** Start of Dataset records **
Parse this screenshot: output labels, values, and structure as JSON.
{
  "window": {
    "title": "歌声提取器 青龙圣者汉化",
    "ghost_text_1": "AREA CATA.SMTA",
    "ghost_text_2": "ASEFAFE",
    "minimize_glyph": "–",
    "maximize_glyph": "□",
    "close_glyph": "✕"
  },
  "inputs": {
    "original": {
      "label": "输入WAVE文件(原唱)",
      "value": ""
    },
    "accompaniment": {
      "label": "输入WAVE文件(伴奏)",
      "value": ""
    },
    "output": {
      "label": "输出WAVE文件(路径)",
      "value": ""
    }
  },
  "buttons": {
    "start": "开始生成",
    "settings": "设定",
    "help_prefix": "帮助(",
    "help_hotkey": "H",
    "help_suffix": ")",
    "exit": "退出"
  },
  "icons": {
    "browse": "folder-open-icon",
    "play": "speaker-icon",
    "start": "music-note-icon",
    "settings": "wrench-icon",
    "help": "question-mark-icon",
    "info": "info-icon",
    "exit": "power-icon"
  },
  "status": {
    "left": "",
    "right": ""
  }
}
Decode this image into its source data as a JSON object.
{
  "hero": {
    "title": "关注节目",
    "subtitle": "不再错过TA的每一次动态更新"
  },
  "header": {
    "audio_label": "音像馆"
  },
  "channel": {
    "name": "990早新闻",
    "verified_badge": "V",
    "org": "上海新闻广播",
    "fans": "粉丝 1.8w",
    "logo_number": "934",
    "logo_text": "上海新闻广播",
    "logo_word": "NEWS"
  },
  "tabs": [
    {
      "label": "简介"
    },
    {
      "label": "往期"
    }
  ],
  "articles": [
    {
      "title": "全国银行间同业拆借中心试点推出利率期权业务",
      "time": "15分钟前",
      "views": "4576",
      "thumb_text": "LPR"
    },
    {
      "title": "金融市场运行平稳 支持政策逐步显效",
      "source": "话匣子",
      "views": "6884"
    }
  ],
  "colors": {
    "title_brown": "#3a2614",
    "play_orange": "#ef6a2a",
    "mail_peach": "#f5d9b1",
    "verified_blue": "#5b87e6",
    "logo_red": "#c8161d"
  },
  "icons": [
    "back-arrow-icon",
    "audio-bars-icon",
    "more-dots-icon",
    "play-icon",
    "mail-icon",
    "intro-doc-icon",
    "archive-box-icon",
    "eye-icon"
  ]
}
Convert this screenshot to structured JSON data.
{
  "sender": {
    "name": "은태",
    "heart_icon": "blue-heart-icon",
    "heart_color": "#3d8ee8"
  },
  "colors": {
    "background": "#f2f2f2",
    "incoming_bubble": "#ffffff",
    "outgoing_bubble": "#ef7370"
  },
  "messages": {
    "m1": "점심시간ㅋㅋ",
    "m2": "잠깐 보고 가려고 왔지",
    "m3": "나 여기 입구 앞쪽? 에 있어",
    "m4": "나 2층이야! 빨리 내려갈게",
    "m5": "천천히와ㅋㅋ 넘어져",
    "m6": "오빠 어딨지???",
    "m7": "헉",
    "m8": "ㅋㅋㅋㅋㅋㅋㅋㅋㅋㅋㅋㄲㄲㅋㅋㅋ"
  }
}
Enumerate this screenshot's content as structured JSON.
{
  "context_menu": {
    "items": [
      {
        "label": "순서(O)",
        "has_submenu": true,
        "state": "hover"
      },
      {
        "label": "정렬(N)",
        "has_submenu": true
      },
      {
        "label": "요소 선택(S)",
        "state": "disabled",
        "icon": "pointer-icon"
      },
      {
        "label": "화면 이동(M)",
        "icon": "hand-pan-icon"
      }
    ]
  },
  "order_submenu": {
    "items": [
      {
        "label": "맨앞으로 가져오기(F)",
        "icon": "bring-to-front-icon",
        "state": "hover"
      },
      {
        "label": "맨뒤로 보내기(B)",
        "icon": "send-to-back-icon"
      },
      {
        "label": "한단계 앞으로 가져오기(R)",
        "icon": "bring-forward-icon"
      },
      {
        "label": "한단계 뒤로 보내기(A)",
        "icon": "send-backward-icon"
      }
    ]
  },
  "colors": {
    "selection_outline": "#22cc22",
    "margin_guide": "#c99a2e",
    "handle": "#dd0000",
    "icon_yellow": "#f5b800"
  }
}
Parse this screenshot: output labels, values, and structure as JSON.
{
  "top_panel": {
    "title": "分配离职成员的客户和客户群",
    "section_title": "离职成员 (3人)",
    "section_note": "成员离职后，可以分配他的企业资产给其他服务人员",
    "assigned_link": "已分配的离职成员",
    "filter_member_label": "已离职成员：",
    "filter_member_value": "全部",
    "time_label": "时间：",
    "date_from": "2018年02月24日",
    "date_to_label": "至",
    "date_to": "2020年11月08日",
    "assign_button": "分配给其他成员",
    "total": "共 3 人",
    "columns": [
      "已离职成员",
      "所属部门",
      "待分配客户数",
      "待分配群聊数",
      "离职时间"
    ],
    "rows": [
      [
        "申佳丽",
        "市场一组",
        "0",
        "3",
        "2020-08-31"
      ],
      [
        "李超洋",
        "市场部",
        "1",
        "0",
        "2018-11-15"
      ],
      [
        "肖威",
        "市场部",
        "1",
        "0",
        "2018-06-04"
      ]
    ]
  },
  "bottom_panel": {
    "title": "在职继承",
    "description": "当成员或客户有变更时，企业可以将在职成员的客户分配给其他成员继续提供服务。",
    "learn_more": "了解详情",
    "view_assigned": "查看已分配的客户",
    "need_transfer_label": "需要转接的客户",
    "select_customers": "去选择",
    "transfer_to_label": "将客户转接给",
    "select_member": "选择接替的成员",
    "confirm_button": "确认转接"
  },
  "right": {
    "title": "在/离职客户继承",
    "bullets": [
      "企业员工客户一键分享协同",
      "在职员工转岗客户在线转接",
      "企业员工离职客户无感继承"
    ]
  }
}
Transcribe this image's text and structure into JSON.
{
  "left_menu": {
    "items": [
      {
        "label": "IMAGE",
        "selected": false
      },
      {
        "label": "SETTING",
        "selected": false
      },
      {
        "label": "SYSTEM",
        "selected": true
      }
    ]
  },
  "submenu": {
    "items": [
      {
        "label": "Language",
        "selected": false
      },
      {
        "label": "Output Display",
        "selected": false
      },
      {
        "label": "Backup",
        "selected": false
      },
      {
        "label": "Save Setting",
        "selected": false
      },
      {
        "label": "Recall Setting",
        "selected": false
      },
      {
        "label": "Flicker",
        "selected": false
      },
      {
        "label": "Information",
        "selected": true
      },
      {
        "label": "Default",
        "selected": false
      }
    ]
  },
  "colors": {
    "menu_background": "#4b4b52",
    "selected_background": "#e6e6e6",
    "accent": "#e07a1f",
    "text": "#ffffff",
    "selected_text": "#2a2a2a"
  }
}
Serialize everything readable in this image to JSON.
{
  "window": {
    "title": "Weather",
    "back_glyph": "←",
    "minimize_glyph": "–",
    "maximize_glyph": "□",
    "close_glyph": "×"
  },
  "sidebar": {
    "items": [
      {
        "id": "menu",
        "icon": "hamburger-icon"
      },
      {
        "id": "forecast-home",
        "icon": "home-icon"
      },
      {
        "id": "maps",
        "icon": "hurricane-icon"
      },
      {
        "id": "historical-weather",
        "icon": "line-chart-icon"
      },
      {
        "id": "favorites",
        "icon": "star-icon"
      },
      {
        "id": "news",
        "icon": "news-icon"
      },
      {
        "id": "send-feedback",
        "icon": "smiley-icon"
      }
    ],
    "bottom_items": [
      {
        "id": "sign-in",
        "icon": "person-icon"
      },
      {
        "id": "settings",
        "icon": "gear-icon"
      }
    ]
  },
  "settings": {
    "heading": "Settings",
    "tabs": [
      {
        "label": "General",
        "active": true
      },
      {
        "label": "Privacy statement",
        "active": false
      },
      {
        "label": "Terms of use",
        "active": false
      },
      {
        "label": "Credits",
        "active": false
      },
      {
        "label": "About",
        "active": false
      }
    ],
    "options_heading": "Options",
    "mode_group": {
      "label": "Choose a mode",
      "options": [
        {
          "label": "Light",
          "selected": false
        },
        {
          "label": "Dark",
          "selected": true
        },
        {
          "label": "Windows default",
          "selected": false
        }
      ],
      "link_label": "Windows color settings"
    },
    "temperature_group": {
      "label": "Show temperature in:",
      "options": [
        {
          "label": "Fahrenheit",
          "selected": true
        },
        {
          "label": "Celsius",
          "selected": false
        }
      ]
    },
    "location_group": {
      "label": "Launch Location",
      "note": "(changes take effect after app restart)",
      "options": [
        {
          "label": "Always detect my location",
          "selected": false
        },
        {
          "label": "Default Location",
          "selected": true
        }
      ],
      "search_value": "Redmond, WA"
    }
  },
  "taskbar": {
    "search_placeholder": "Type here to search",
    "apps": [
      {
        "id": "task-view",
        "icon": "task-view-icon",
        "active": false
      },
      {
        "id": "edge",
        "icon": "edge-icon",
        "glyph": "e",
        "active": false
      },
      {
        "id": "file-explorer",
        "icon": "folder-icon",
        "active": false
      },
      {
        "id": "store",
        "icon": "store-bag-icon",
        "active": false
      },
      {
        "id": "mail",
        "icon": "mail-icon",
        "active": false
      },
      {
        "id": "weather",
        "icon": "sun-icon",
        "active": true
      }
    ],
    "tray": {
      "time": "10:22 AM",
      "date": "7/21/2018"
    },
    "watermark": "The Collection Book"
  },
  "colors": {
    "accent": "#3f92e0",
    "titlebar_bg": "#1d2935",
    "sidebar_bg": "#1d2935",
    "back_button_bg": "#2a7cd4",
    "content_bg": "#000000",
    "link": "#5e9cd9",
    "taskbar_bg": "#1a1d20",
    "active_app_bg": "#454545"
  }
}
** End of Dataset records **
=== Problem statement ===
Copy all lines from the material that include "source".

=== Result ===
Decode this image into its source data as a JSON object.
      "source": "话匣子",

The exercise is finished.